"""

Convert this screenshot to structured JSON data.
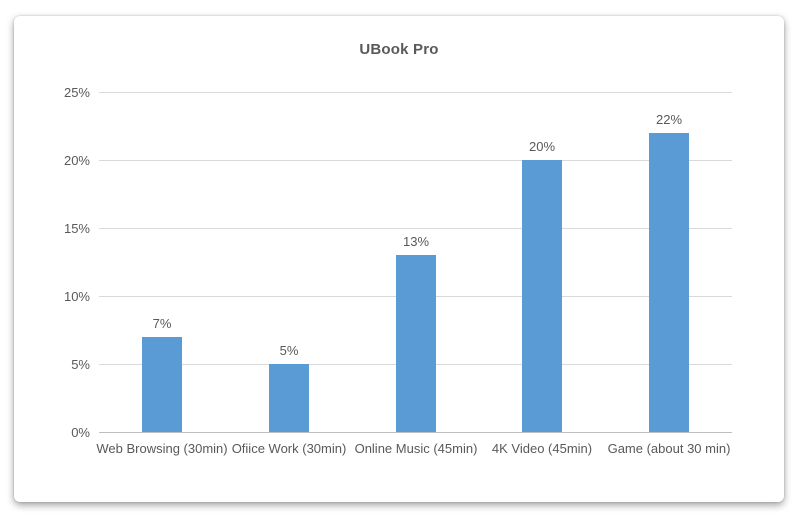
{
  "chart_data": {
    "type": "bar",
    "title": "UBook Pro",
    "categories": [
      "Web Browsing (30min)",
      "Ofiice Work (30min)",
      "Online Music (45min)",
      "4K Video (45min)",
      "Game (about 30 min)"
    ],
    "values": [
      7,
      5,
      13,
      20,
      22
    ],
    "value_labels": [
      "7%",
      "5%",
      "13%",
      "20%",
      "22%"
    ],
    "xlabel": "",
    "ylabel": "",
    "ylim": [
      0,
      25
    ],
    "y_tick_step": 5,
    "y_tick_labels": [
      "0%",
      "5%",
      "10%",
      "15%",
      "20%",
      "25%"
    ],
    "grid": true,
    "legend_position": "none",
    "colors": {
      "bar": "#5b9bd5",
      "text": "#595959",
      "gridline": "#d9d9d9",
      "axis_line": "#bfbfbf",
      "card_background": "#ffffff"
    }
  }
}
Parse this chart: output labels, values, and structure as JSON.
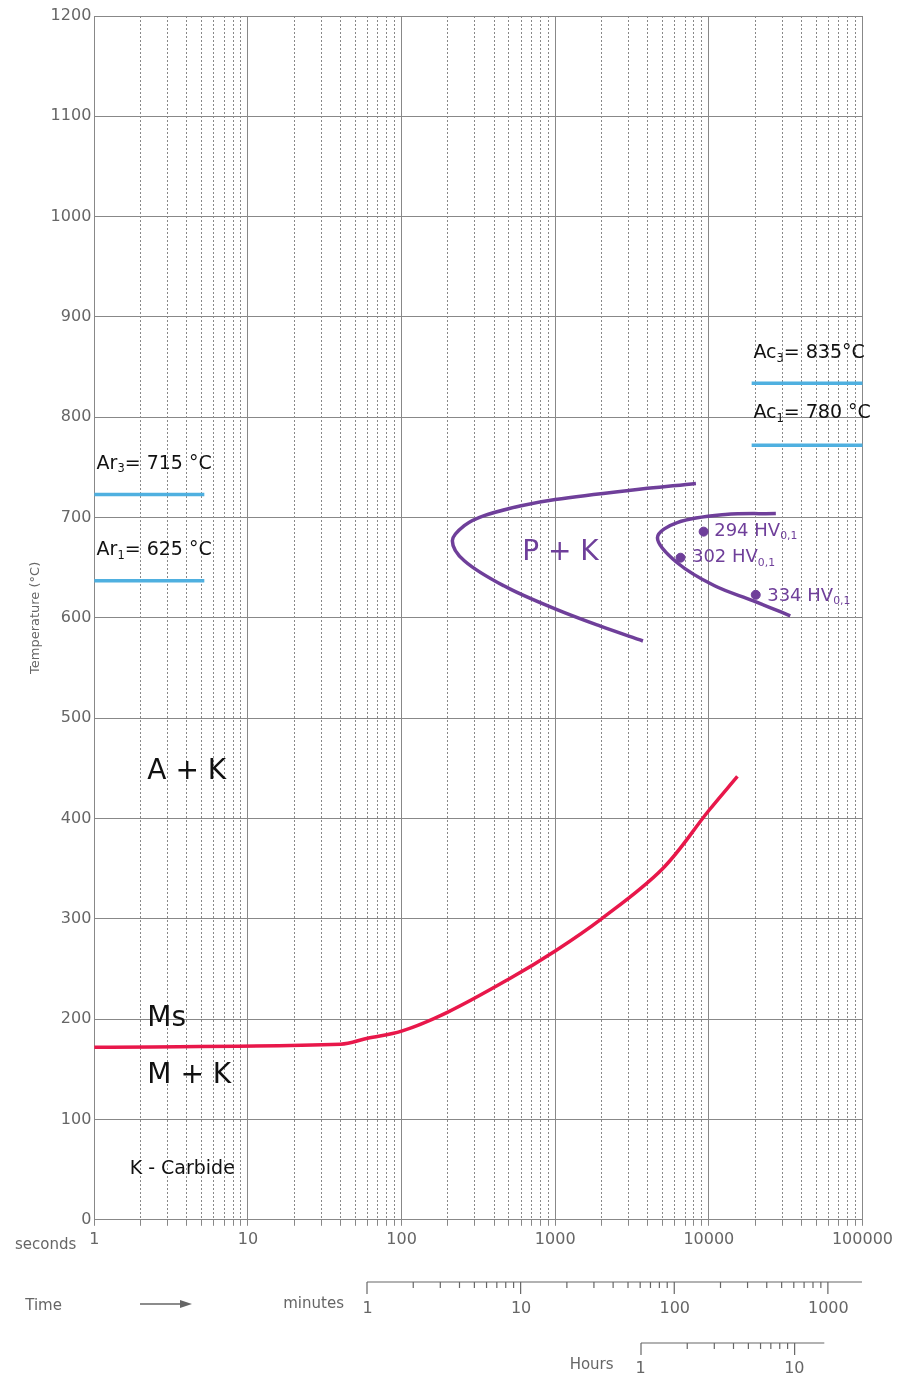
{
  "chart_data": {
    "type": "line",
    "xlabel": "seconds",
    "ylabel": "Temperature (°C)",
    "log": "x",
    "grid": true,
    "legend": false,
    "line_style": "solid",
    "marker": "none",
    "xlim": [
      1,
      100000
    ],
    "ylim": [
      0,
      1200
    ],
    "xticks": [
      1,
      {
        "value": 2,
        "label": null
      },
      {
        "value": 3,
        "label": null
      },
      {
        "value": 4,
        "label": null
      },
      {
        "value": 5,
        "label": null
      },
      {
        "value": 6,
        "label": null
      },
      {
        "value": 7,
        "label": null
      },
      {
        "value": 8,
        "label": null
      },
      {
        "value": 9,
        "label": null
      },
      10,
      {
        "value": 20,
        "label": null
      },
      {
        "value": 30,
        "label": null
      },
      {
        "value": 40,
        "label": null
      },
      {
        "value": 50,
        "label": null
      },
      {
        "value": 60,
        "label": null
      },
      {
        "value": 70,
        "label": null
      },
      {
        "value": 80,
        "label": null
      },
      {
        "value": 90,
        "label": null
      },
      100,
      {
        "value": 200,
        "label": null
      },
      {
        "value": 300,
        "label": null
      },
      {
        "value": 400,
        "label": null
      },
      {
        "value": 500,
        "label": null
      },
      {
        "value": 600,
        "label": null
      },
      {
        "value": 700,
        "label": null
      },
      {
        "value": 800,
        "label": null
      },
      {
        "value": 900,
        "label": null
      },
      1000,
      {
        "value": 2000,
        "label": null
      },
      {
        "value": 3000,
        "label": null
      },
      {
        "value": 4000,
        "label": null
      },
      {
        "value": 5000,
        "label": null
      },
      {
        "value": 6000,
        "label": null
      },
      {
        "value": 7000,
        "label": null
      },
      {
        "value": 8000,
        "label": null
      },
      {
        "value": 9000,
        "label": null
      },
      10000,
      {
        "value": 20000,
        "label": null
      },
      {
        "value": 30000,
        "label": null
      },
      {
        "value": 40000,
        "label": null
      },
      {
        "value": 50000,
        "label": null
      },
      {
        "value": 60000,
        "label": null
      },
      {
        "value": 70000,
        "label": null
      },
      {
        "value": 80000,
        "label": null
      },
      {
        "value": 90000,
        "label": null
      },
      100000
    ],
    "yticks": [
      0,
      100,
      200,
      300,
      400,
      500,
      600,
      700,
      800,
      900,
      1000,
      1100,
      1200
    ],
    "series": [
      {
        "color": "#e8174a",
        "x": [
          1,
          40,
          60,
          100,
          200,
          500,
          1000,
          2000,
          5000,
          10000,
          15350
        ],
        "values": [
          172,
          175,
          181,
          188,
          207,
          240,
          268,
          300,
          350,
          408,
          442
        ]
      },
      {
        "color": "#6f3f9a",
        "x": [
          8240,
          3000,
          1000,
          612,
          345,
          256,
          214,
          256,
          463,
          1000,
          1950,
          3725
        ],
        "values": [
          734,
          727,
          718,
          712,
          702,
          692,
          677,
          657,
          632,
          609,
          592,
          577
        ]
      },
      {
        "color": "#6f3f9a",
        "x": [
          27300,
          12800,
          6230,
          4630,
          6230,
          10900,
          19500,
          33900
        ],
        "values": [
          704,
          703,
          695,
          680,
          655,
          632,
          617,
          602
        ]
      },
      {
        "type": "scatter",
        "marker": "circle",
        "color": "#6f3f9a",
        "x": [
          9250,
          6540,
          20200
        ],
        "values": [
          686,
          660,
          623
        ]
      },
      {
        "color": "#4fb0e0",
        "x": [
          1,
          5.2
        ],
        "values": [
          723,
          723
        ]
      },
      {
        "color": "#4fb0e0",
        "x": [
          1,
          5.2
        ],
        "values": [
          637,
          637
        ]
      },
      {
        "color": "#4fb0e0",
        "x": [
          19000,
          100000
        ],
        "values": [
          834,
          834
        ]
      },
      {
        "color": "#4fb0e0",
        "x": [
          19000,
          100000
        ],
        "values": [
          772,
          772
        ]
      }
    ],
    "annotations": [
      "Ar$_{3}$= 715 °C",
      "Ar$_{1}$= 625 °C",
      "Ac$_{3}$= 835°C",
      "Ac$_{1}$= 780 °C",
      "294 HV$_{0,1}$",
      "302 HV$_{0,1}$",
      "334 HV$_{0,1}$",
      "P + K",
      "A + K",
      "Ms",
      "M + K",
      "K - Carbide",
      "Time",
      "minutes",
      "1",
      "10",
      "100",
      "1000",
      "Hours",
      "1",
      "10"
    ]
  }
}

"""

**Task goal**
Reproduce the material in its entirety and word for word, without the pictures.

**Answer to this task**
Convert this screenshot to structured JSON data.
{
  "chart_data": {
    "type": "bar",
    "title": "UBook Pro",
    "categories": [
      "Web Browsing (30min)",
      "Ofiice Work (30min)",
      "Online Music (45min)",
      "4K Video (45min)",
      "Game (about 30 min)"
    ],
    "values": [
      7,
      5,
      13,
      20,
      22
    ],
    "value_labels": [
      "7%",
      "5%",
      "13%",
      "20%",
      "22%"
    ],
    "xlabel": "",
    "ylabel": "",
    "ylim": [
      0,
      25
    ],
    "y_tick_step": 5,
    "y_tick_labels": [
      "0%",
      "5%",
      "10%",
      "15%",
      "20%",
      "25%"
    ],
    "grid": true,
    "legend_position": "none",
    "colors": {
      "bar": "#5b9bd5",
      "text": "#595959",
      "gridline": "#d9d9d9",
      "axis_line": "#bfbfbf",
      "card_background": "#ffffff"
    }
  }
}
Parse this chart: output labels, values, and structure as JSON.
{
  "chart_data": {
    "type": "line",
    "xlabel": "seconds",
    "ylabel": "Temperature (°C)",
    "log": "x",
    "grid": true,
    "legend": false,
    "line_style": "solid",
    "marker": "none",
    "xlim": [
      1,
      100000
    ],
    "ylim": [
      0,
      1200
    ],
    "xticks": [
      1,
      {
        "value": 2,
        "label": null
      },
      {
        "value": 3,
        "label": null
      },
      {
        "value": 4,
        "label": null
      },
      {
        "value": 5,
        "label": null
      },
      {
        "value": 6,
        "label": null
      },
      {
        "value": 7,
        "label": null
      },
      {
        "value": 8,
        "label": null
      },
      {
        "value": 9,
        "label": null
      },
      10,
      {
        "value": 20,
        "label": null
      },
      {
        "value": 30,
        "label": null
      },
      {
        "value": 40,
        "label": null
      },
      {
        "value": 50,
        "label": null
      },
      {
        "value": 60,
        "label": null
      },
      {
        "value": 70,
        "label": null
      },
      {
        "value": 80,
        "label": null
      },
      {
        "value": 90,
        "label": null
      },
      100,
      {
        "value": 200,
        "label": null
      },
      {
        "value": 300,
        "label": null
      },
      {
        "value": 400,
        "label": null
      },
      {
        "value": 500,
        "label": null
      },
      {
        "value": 600,
        "label": null
      },
      {
        "value": 700,
        "label": null
      },
      {
        "value": 800,
        "label": null
      },
      {
        "value": 900,
        "label": null
      },
      1000,
      {
        "value": 2000,
        "label": null
      },
      {
        "value": 3000,
        "label": null
      },
      {
        "value": 4000,
        "label": null
      },
      {
        "value": 5000,
        "label": null
      },
      {
        "value": 6000,
        "label": null
      },
      {
        "value": 7000,
        "label": null
      },
      {
        "value": 8000,
        "label": null
      },
      {
        "value": 9000,
        "label": null
      },
      10000,
      {
        "value": 20000,
        "label": null
      },
      {
        "value": 30000,
        "label": null
      },
      {
        "value": 40000,
        "label": null
      },
      {
        "value": 50000,
        "label": null
      },
      {
        "value": 60000,
        "label": null
      },
      {
        "value": 70000,
        "label": null
      },
      {
        "value": 80000,
        "label": null
      },
      {
        "value": 90000,
        "label": null
      },
      100000
    ],
    "yticks": [
      0,
      100,
      200,
      300,
      400,
      500,
      600,
      700,
      800,
      900,
      1000,
      1100,
      1200
    ],
    "series": [
      {
        "color": "#e8174a",
        "x": [
          1,
          40,
          60,
          100,
          200,
          500,
          1000,
          2000,
          5000,
          10000,
          15350
        ],
        "values": [
          172,
          175,
          181,
          188,
          207,
          240,
          268,
          300,
          350,
          408,
          442
        ]
      },
      {
        "color": "#6f3f9a",
        "x": [
          8240,
          3000,
          1000,
          612,
          345,
          256,
          214,
          256,
          463,
          1000,
          1950,
          3725
        ],
        "values": [
          734,
          727,
          718,
          712,
          702,
          692,
          677,
          657,
          632,
          609,
          592,
          577
        ]
      },
      {
        "color": "#6f3f9a",
        "x": [
          27300,
          12800,
          6230,
          4630,
          6230,
          10900,
          19500,
          33900
        ],
        "values": [
          704,
          703,
          695,
          680,
          655,
          632,
          617,
          602
        ]
      },
      {
        "type": "scatter",
        "marker": "circle",
        "color": "#6f3f9a",
        "x": [
          9250,
          6540,
          20200
        ],
        "values": [
          686,
          660,
          623
        ]
      },
      {
        "color": "#4fb0e0",
        "x": [
          1,
          5.2
        ],
        "values": [
          723,
          723
        ]
      },
      {
        "color": "#4fb0e0",
        "x": [
          1,
          5.2
        ],
        "values": [
          637,
          637
        ]
      },
      {
        "color": "#4fb0e0",
        "x": [
          19000,
          100000
        ],
        "values": [
          834,
          834
        ]
      },
      {
        "color": "#4fb0e0",
        "x": [
          19000,
          100000
        ],
        "values": [
          772,
          772
        ]
      }
    ],
    "annotations": [
      "Ar$_{3}$= 715 °C",
      "Ar$_{1}$= 625 °C",
      "Ac$_{3}$= 835°C",
      "Ac$_{1}$= 780 °C",
      "294 HV$_{0,1}$",
      "302 HV$_{0,1}$",
      "334 HV$_{0,1}$",
      "P + K",
      "A + K",
      "Ms",
      "M + K",
      "K - Carbide",
      "Time",
      "minutes",
      "1",
      "10",
      "100",
      "1000",
      "Hours",
      "1",
      "10"
    ]
  }
}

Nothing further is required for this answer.